> _What is expected_
Please count the lines in the listing below where the word "text" appears. Give the number only.

*****

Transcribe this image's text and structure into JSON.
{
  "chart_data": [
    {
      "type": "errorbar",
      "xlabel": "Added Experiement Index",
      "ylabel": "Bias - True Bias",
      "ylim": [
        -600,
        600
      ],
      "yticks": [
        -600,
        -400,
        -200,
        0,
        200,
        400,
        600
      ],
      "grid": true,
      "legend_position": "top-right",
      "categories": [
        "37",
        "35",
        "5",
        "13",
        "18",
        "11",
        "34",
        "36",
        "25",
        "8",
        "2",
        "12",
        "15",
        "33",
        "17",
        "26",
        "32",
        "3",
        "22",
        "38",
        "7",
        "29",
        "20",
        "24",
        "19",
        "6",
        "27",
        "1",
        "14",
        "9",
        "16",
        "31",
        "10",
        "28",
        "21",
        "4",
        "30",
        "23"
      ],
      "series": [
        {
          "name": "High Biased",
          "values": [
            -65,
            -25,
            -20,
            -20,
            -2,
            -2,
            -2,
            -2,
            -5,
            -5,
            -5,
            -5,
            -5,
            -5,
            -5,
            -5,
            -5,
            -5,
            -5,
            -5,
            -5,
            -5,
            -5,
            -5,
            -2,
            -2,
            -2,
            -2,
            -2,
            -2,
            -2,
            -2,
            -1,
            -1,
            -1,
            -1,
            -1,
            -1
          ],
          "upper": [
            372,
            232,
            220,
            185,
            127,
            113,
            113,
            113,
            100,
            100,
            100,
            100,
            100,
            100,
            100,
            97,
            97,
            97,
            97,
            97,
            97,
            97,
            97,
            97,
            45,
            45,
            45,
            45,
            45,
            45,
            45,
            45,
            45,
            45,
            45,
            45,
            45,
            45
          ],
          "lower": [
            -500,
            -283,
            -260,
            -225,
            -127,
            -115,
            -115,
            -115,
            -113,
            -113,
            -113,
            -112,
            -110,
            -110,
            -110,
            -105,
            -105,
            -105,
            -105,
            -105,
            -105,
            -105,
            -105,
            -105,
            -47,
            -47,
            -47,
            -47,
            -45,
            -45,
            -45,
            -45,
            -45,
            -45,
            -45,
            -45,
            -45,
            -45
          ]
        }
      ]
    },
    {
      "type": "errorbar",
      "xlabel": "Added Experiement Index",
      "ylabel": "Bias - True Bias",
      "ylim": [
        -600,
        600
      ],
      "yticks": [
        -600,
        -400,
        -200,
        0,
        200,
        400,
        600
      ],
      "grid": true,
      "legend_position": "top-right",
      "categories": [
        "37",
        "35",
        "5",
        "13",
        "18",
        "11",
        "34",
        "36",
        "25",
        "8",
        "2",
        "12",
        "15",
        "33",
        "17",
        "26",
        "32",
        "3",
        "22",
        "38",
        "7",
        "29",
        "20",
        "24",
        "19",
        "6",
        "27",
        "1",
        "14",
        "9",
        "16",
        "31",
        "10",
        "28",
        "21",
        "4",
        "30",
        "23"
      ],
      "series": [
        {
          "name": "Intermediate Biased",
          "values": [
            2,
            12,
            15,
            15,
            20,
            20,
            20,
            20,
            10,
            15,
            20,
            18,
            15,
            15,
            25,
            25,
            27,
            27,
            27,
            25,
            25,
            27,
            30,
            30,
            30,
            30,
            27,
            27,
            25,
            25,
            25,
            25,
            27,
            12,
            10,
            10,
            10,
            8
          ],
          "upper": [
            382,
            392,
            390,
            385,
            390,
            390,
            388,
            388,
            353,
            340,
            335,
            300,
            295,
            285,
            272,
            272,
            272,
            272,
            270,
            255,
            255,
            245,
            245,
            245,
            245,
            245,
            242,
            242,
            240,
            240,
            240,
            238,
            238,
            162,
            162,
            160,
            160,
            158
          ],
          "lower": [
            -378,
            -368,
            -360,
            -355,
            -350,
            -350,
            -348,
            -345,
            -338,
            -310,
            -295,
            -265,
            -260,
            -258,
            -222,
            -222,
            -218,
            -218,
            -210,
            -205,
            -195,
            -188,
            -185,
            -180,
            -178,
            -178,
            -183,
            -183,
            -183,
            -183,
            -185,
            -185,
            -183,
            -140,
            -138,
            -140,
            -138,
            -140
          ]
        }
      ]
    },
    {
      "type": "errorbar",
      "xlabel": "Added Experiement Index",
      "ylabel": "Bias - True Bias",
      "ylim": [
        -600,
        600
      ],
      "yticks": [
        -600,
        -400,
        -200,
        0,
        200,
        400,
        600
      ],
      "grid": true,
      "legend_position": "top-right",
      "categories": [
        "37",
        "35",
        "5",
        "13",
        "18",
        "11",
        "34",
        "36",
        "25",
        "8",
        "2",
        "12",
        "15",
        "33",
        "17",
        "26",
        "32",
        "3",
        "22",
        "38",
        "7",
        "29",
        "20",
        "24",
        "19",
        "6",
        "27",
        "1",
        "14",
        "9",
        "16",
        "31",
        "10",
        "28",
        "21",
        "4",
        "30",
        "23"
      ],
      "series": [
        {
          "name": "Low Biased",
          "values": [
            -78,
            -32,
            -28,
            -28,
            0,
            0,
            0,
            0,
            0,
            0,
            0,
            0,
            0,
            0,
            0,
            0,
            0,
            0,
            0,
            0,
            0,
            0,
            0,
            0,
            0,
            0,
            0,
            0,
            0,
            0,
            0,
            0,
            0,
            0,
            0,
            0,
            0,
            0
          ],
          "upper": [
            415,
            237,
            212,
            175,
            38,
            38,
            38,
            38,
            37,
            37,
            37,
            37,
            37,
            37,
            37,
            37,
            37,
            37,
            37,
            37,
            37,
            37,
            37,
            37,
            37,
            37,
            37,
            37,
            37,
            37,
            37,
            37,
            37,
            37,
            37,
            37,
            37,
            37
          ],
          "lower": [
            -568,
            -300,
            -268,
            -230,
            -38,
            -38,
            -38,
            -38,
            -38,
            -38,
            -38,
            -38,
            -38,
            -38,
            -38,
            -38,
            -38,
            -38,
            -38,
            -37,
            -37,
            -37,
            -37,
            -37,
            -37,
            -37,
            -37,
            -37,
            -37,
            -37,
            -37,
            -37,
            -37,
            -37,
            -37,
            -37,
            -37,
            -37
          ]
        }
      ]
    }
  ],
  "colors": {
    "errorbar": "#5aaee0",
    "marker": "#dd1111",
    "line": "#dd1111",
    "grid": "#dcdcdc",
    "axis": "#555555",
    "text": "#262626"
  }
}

*****

> _The result_
2